**Problem details:**
Whenever a line contains the string "Nectarines", copy it out of the entries.
# Start of Extracted data
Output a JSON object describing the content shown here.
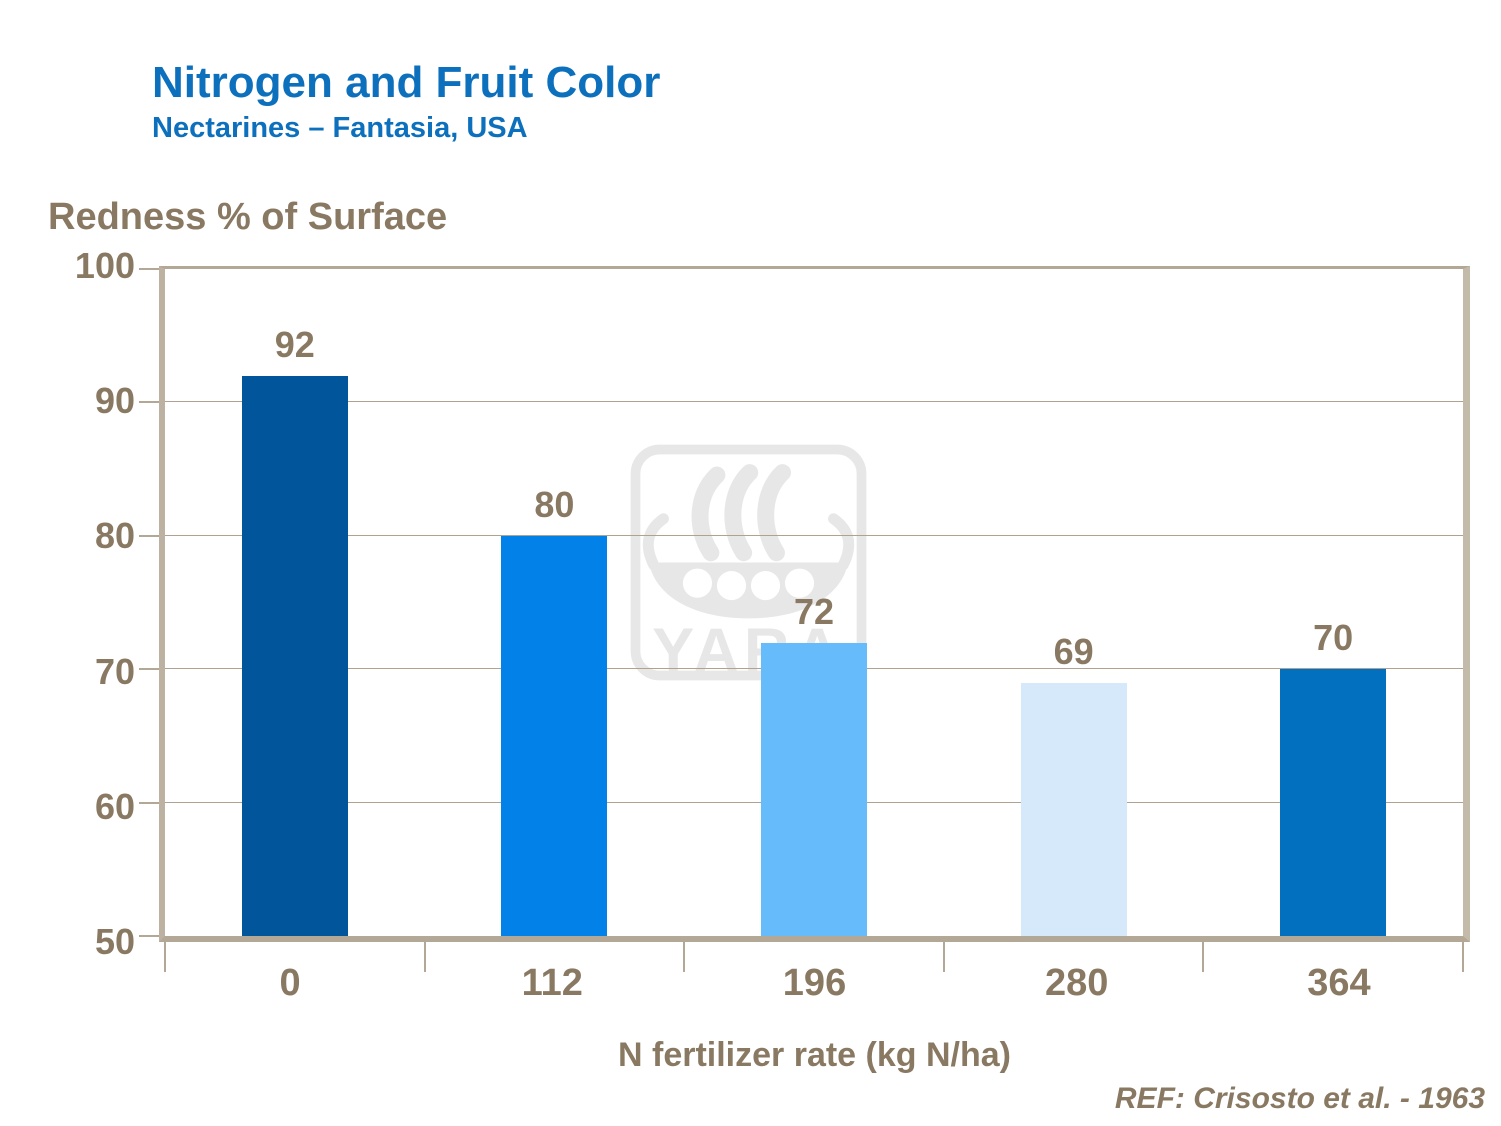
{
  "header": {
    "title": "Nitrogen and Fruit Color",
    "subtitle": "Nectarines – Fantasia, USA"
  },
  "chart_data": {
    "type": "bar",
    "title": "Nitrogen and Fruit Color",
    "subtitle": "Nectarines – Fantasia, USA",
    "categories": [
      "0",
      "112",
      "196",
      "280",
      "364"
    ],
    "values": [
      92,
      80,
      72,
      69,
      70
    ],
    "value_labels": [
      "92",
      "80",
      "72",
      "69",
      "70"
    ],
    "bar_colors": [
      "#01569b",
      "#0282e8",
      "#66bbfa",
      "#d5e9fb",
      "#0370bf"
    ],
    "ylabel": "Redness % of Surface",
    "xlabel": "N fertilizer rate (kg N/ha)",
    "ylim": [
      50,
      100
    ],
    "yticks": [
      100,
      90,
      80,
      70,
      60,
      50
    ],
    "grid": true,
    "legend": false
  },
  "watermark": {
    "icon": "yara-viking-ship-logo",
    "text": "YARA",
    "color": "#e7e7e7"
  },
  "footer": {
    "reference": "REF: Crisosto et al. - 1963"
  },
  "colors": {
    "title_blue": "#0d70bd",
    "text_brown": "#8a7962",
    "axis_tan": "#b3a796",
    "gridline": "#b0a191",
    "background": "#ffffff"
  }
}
# End of Extracted data
**Complete response:**
    "subtitle": "Nectarines – Fantasia, USA"
    "subtitle": "Nectarines – Fantasia, USA",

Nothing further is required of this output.